Exercise directions => Find every line in the records that holds the string "with". Copy each one.

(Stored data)

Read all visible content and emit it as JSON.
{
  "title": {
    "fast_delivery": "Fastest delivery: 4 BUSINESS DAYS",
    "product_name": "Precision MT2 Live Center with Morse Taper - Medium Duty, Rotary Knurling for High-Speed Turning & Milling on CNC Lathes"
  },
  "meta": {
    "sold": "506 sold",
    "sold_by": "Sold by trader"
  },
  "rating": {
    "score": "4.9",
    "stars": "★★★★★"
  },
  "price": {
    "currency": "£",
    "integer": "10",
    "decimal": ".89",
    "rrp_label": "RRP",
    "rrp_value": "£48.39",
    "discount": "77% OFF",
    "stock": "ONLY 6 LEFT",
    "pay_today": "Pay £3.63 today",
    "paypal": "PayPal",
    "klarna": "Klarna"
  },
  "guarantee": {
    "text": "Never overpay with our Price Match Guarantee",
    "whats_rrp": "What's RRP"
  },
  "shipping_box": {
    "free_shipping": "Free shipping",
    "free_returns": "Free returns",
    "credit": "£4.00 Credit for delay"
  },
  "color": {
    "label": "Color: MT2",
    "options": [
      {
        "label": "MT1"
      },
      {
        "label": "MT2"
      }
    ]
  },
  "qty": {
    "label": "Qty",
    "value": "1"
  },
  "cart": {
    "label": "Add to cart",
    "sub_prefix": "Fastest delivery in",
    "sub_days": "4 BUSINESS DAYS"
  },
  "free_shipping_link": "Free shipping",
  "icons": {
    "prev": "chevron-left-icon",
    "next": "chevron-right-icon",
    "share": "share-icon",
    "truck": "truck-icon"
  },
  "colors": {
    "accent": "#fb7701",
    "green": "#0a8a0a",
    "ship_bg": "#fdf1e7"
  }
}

Solution to this task =>
    "product_name": "Precision MT2 Live Center with Morse Taper - Medium Duty, Rotary Knurling for High-Speed Turning & Milling on CNC Lathes"
    "text": "Never overpay with our Price Match Guarantee",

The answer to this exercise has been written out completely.